### [WHAT TO WORK ON]
Locate every line in the records below that contains the word "color", and copy each one.

### [INFORMATION GIVEN]
═══

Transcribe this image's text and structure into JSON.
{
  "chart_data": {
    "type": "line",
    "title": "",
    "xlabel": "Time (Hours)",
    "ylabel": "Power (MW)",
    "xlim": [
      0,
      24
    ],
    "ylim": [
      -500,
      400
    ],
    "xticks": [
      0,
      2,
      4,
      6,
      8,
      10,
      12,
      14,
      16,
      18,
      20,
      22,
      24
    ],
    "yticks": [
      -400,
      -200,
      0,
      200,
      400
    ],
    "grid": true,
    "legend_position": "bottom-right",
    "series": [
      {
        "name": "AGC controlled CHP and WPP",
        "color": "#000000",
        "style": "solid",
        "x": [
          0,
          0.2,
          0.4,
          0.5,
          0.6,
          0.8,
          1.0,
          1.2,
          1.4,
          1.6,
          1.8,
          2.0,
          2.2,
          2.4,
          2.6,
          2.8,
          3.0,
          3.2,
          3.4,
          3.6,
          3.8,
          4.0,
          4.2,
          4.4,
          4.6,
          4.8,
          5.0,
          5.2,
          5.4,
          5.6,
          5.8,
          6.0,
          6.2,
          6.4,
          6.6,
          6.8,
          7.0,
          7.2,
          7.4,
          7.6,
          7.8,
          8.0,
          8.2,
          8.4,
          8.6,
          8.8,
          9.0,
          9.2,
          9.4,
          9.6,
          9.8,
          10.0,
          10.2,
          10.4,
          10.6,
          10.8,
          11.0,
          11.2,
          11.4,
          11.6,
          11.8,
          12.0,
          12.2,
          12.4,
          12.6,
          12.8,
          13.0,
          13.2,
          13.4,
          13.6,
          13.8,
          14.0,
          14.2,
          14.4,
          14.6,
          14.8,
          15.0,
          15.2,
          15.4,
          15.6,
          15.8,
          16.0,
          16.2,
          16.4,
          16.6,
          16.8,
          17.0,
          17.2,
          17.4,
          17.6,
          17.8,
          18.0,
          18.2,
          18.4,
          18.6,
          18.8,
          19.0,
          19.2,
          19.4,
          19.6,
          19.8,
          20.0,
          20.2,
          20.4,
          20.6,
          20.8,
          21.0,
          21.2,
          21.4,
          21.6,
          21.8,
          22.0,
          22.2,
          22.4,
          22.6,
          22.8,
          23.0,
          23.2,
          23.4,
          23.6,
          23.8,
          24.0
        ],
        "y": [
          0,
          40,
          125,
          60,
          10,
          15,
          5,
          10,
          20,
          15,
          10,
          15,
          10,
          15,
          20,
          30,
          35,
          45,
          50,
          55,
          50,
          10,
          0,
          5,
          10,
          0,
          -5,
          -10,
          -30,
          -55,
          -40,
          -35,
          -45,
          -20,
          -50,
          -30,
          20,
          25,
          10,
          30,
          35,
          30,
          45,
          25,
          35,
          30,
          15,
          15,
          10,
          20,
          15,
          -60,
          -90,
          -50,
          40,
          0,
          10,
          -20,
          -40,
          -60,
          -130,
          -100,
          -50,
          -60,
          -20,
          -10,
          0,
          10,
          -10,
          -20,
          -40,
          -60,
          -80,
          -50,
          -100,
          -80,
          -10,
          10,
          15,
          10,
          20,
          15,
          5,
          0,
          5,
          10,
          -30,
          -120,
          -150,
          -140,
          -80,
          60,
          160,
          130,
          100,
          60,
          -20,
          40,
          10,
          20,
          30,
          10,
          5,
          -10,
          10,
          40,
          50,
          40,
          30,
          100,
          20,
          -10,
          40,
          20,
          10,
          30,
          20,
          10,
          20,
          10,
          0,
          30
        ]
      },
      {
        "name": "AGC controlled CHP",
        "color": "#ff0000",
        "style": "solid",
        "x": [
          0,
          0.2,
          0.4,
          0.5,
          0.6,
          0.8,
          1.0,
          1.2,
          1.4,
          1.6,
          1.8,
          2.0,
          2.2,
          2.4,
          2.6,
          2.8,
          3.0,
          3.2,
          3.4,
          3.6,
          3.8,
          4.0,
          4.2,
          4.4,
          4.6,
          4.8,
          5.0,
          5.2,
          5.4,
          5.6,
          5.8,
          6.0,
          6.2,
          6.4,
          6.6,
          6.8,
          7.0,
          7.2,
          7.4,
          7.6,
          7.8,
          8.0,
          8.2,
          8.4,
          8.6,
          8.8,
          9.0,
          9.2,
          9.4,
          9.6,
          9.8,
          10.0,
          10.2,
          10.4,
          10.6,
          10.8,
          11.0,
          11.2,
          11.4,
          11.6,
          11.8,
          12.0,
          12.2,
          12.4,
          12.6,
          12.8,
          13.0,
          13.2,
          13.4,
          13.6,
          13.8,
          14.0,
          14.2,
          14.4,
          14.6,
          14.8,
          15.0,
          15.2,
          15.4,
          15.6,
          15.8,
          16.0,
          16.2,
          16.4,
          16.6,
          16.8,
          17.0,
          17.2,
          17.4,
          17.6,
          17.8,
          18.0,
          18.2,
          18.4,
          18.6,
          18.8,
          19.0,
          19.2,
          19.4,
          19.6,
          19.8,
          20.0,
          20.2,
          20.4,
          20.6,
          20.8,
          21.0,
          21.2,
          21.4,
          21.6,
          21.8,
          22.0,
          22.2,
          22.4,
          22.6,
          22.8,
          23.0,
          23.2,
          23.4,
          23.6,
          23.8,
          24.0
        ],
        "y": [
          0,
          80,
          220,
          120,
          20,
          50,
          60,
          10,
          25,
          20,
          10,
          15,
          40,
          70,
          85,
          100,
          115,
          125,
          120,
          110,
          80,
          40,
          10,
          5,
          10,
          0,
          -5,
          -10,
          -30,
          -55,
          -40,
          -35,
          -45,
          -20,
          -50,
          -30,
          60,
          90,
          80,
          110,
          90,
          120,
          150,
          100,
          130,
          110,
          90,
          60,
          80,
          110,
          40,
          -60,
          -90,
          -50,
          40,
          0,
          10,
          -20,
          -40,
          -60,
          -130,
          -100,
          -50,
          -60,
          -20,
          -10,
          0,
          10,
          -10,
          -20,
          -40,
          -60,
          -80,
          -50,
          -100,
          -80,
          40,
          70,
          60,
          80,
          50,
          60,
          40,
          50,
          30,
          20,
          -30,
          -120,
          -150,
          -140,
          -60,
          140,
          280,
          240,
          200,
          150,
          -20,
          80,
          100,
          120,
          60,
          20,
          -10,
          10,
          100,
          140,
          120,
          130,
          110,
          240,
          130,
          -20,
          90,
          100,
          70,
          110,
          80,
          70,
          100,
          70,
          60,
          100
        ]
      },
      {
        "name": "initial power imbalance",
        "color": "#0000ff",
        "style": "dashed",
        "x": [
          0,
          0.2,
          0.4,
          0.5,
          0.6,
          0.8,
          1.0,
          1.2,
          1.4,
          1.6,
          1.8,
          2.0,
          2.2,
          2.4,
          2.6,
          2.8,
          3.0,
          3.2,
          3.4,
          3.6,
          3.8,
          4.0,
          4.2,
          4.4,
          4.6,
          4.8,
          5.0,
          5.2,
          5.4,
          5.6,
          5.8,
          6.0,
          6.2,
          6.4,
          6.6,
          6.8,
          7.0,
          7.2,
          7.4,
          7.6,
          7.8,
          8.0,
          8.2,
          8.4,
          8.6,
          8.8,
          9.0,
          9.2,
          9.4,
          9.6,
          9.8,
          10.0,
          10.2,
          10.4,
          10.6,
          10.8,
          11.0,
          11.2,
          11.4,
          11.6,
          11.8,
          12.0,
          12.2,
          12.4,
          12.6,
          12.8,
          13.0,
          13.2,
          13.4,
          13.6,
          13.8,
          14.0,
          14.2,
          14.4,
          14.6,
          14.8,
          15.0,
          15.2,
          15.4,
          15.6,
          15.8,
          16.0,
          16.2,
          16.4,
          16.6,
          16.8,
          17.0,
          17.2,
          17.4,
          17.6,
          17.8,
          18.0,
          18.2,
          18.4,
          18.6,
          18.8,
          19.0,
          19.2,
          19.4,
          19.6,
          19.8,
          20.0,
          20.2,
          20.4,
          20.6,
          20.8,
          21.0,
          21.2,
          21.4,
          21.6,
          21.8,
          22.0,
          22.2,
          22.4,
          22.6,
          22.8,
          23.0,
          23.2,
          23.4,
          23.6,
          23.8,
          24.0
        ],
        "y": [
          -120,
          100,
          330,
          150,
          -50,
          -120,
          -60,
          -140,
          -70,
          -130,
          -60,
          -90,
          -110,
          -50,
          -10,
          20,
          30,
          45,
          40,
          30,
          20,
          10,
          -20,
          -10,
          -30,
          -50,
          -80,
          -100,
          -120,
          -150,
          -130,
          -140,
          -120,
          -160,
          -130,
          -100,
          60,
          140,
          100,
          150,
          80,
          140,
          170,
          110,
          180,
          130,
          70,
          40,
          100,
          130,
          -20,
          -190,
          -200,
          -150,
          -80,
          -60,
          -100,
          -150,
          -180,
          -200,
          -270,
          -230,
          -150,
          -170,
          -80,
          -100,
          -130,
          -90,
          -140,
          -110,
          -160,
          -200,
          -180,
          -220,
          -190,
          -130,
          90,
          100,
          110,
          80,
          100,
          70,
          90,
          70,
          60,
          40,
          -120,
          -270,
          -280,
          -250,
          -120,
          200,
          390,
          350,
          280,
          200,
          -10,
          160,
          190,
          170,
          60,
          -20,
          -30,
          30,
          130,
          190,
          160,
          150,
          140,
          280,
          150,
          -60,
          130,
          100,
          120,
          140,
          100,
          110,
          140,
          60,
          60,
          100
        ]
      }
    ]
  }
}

═══

### [RESULT OF THIS TASK]
        "color": "#000000",
        "color": "#ff0000",
        "color": "#0000ff",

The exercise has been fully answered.